%%

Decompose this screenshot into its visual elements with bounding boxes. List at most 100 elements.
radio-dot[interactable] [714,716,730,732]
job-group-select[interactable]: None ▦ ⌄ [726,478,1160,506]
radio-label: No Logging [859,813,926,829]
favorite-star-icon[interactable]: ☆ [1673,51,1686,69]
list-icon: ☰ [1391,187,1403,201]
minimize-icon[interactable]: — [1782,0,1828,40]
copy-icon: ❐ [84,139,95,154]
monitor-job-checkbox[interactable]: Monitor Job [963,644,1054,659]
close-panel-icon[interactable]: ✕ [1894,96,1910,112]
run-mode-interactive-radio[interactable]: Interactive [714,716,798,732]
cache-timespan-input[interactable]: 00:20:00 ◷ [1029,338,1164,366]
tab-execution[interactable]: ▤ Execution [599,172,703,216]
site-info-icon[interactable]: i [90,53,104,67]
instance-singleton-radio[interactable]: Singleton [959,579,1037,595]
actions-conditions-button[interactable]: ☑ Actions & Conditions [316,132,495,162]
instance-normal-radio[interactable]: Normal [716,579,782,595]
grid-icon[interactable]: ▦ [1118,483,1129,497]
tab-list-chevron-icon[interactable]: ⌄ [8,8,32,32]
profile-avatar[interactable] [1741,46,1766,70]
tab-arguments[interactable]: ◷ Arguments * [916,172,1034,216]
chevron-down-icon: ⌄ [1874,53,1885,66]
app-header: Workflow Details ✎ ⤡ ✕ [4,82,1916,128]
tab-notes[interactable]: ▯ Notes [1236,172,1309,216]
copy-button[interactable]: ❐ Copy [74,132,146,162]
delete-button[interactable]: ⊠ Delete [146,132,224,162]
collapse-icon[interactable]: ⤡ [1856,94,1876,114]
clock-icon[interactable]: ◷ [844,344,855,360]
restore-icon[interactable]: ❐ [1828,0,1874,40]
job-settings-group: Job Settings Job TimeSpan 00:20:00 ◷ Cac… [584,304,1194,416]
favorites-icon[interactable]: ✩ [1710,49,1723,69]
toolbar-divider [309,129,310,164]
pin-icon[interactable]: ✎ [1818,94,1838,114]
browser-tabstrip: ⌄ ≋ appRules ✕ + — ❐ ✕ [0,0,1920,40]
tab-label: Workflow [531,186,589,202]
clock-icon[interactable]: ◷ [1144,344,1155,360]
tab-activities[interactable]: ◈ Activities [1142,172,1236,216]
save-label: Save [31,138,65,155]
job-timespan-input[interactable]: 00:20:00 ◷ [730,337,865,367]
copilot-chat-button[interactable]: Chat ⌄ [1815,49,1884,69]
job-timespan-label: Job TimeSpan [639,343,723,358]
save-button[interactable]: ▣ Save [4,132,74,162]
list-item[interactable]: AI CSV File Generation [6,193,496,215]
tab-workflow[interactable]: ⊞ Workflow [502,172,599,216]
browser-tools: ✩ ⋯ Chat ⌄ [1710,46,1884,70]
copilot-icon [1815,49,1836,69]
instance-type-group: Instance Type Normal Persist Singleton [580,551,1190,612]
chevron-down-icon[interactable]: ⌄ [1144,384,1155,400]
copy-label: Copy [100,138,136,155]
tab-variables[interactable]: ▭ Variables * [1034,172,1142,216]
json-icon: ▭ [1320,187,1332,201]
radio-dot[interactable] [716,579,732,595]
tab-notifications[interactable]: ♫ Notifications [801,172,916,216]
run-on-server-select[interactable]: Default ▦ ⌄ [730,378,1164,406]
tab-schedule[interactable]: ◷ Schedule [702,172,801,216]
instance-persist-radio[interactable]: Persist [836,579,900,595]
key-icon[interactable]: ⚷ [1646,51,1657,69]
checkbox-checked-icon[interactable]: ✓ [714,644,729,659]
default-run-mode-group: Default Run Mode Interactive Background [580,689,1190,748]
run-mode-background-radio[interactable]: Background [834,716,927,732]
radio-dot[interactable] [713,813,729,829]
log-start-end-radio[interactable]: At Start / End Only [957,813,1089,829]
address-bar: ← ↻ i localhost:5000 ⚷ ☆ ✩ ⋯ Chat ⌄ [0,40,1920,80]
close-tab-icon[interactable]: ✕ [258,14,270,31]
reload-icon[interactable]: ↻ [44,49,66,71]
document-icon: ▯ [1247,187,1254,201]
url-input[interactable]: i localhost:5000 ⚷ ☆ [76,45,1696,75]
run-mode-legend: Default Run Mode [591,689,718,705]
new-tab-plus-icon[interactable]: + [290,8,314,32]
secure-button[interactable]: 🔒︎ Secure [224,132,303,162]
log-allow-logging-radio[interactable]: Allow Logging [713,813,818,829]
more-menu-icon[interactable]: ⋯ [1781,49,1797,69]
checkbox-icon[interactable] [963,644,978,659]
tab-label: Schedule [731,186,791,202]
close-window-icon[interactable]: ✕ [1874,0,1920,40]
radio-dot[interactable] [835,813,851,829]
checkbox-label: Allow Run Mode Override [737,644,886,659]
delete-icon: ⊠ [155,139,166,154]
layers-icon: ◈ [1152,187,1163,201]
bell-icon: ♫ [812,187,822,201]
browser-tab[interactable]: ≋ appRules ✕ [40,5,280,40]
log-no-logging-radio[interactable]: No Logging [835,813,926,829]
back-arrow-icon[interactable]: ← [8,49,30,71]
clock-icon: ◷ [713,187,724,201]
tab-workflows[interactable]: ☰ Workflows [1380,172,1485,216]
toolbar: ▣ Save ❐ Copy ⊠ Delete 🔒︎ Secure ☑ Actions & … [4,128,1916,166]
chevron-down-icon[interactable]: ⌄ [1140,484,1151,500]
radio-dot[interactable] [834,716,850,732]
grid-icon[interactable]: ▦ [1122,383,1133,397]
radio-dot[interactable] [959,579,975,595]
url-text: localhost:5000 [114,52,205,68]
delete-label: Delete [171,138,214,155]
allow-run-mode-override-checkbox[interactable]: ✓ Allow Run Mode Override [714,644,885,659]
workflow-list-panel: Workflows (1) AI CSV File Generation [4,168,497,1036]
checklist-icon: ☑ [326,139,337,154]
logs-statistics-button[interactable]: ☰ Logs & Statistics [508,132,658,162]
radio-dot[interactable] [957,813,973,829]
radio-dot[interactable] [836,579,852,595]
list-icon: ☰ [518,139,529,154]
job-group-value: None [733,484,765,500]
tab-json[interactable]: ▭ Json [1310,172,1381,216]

%%

Write out all of the entries above again, keeping every line the same, with nothing changed, added or left out.

Decompose this screenshot into its visual elements with bounding boxes. List at most 100 elements.
radio-dot[interactable] [714,716,730,732]
job-group-select[interactable]: None ▦ ⌄ [726,478,1160,506]
radio-label: No Logging [859,813,926,829]
favorite-star-icon[interactable]: ☆ [1673,51,1686,69]
list-icon: ☰ [1391,187,1403,201]
minimize-icon[interactable]: — [1782,0,1828,40]
copy-icon: ❐ [84,139,95,154]
monitor-job-checkbox[interactable]: Monitor Job [963,644,1054,659]
close-panel-icon[interactable]: ✕ [1894,96,1910,112]
run-mode-interactive-radio[interactable]: Interactive [714,716,798,732]
cache-timespan-input[interactable]: 00:20:00 ◷ [1029,338,1164,366]
tab-execution[interactable]: ▤ Execution [599,172,703,216]
site-info-icon[interactable]: i [90,53,104,67]
instance-singleton-radio[interactable]: Singleton [959,579,1037,595]
actions-conditions-button[interactable]: ☑ Actions & Conditions [316,132,495,162]
instance-normal-radio[interactable]: Normal [716,579,782,595]
grid-icon[interactable]: ▦ [1118,483,1129,497]
tab-list-chevron-icon[interactable]: ⌄ [8,8,32,32]
profile-avatar[interactable] [1741,46,1766,70]
tab-arguments[interactable]: ◷ Arguments * [916,172,1034,216]
chevron-down-icon: ⌄ [1874,53,1885,66]
app-header: Workflow Details ✎ ⤡ ✕ [4,82,1916,128]
tab-notes[interactable]: ▯ Notes [1236,172,1309,216]
copy-button[interactable]: ❐ Copy [74,132,146,162]
delete-button[interactable]: ⊠ Delete [146,132,224,162]
collapse-icon[interactable]: ⤡ [1856,94,1876,114]
clock-icon[interactable]: ◷ [844,344,855,360]
restore-icon[interactable]: ❐ [1828,0,1874,40]
job-settings-group: Job Settings Job TimeSpan 00:20:00 ◷ Cac… [584,304,1194,416]
favorites-icon[interactable]: ✩ [1710,49,1723,69]
toolbar-divider [309,129,310,164]
pin-icon[interactable]: ✎ [1818,94,1838,114]
browser-tabstrip: ⌄ ≋ appRules ✕ + — ❐ ✕ [0,0,1920,40]
tab-label: Workflow [531,186,589,202]
clock-icon[interactable]: ◷ [1144,344,1155,360]
tab-activities[interactable]: ◈ Activities [1142,172,1236,216]
save-label: Save [31,138,65,155]
job-timespan-input[interactable]: 00:20:00 ◷ [730,337,865,367]
copilot-chat-button[interactable]: Chat ⌄ [1815,49,1884,69]
job-timespan-label: Job TimeSpan [639,343,723,358]
save-button[interactable]: ▣ Save [4,132,74,162]
list-item[interactable]: AI CSV File Generation [6,193,496,215]
tab-workflow[interactable]: ⊞ Workflow [502,172,599,216]
browser-tools: ✩ ⋯ Chat ⌄ [1710,46,1884,70]
copilot-icon [1815,49,1836,69]
instance-type-group: Instance Type Normal Persist Singleton [580,551,1190,612]
chevron-down-icon[interactable]: ⌄ [1144,384,1155,400]
copy-label: Copy [100,138,136,155]
tab-variables[interactable]: ▭ Variables * [1034,172,1142,216]
json-icon: ▭ [1320,187,1332,201]
radio-dot[interactable] [716,579,732,595]
tab-notifications[interactable]: ♫ Notifications [801,172,916,216]
run-on-server-select[interactable]: Default ▦ ⌄ [730,378,1164,406]
tab-schedule[interactable]: ◷ Schedule [702,172,801,216]
instance-persist-radio[interactable]: Persist [836,579,900,595]
key-icon[interactable]: ⚷ [1646,51,1657,69]
checkbox-checked-icon[interactable]: ✓ [714,644,729,659]
default-run-mode-group: Default Run Mode Interactive Background [580,689,1190,748]
run-mode-background-radio[interactable]: Background [834,716,927,732]
radio-dot[interactable] [713,813,729,829]
log-start-end-radio[interactable]: At Start / End Only [957,813,1089,829]
address-bar: ← ↻ i localhost:5000 ⚷ ☆ ✩ ⋯ Chat ⌄ [0,40,1920,80]
close-tab-icon[interactable]: ✕ [258,14,270,31]
reload-icon[interactable]: ↻ [44,49,66,71]
document-icon: ▯ [1247,187,1254,201]
url-input[interactable]: i localhost:5000 ⚷ ☆ [76,45,1696,75]
run-mode-legend: Default Run Mode [591,689,718,705]
new-tab-plus-icon[interactable]: + [290,8,314,32]
secure-button[interactable]: 🔒︎ Secure [224,132,303,162]
log-allow-logging-radio[interactable]: Allow Logging [713,813,818,829]
more-menu-icon[interactable]: ⋯ [1781,49,1797,69]
checkbox-icon[interactable] [963,644,978,659]
tab-label: Schedule [731,186,791,202]
close-window-icon[interactable]: ✕ [1874,0,1920,40]
radio-dot[interactable] [835,813,851,829]
checkbox-label: Allow Run Mode Override [737,644,886,659]
delete-icon: ⊠ [155,139,166,154]
layers-icon: ◈ [1152,187,1163,201]
bell-icon: ♫ [812,187,822,201]
browser-tab[interactable]: ≋ appRules ✕ [40,5,280,40]
log-no-logging-radio[interactable]: No Logging [835,813,926,829]
back-arrow-icon[interactable]: ← [8,49,30,71]
clock-icon: ◷ [713,187,724,201]
tab-workflows[interactable]: ☰ Workflows [1380,172,1485,216]
toolbar: ▣ Save ❐ Copy ⊠ Delete 🔒︎ Secure ☑ Actions & … [4,128,1916,166]
chevron-down-icon[interactable]: ⌄ [1140,484,1151,500]
radio-dot[interactable] [834,716,850,732]
grid-icon[interactable]: ▦ [1122,383,1133,397]
radio-dot[interactable] [959,579,975,595]
url-text: localhost:5000 [114,52,205,68]
delete-label: Delete [171,138,214,155]
allow-run-mode-override-checkbox[interactable]: ✓ Allow Run Mode Override [714,644,885,659]
workflow-list-panel: Workflows (1) AI CSV File Generation [4,168,497,1036]
checklist-icon: ☑ [326,139,337,154]
logs-statistics-button[interactable]: ☰ Logs & Statistics [508,132,658,162]
radio-dot[interactable] [957,813,973,829]
radio-dot[interactable] [836,579,852,595]
list-icon: ☰ [518,139,529,154]
job-group-value: None [733,484,765,500]
tab-json[interactable]: ▭ Json [1310,172,1381,216]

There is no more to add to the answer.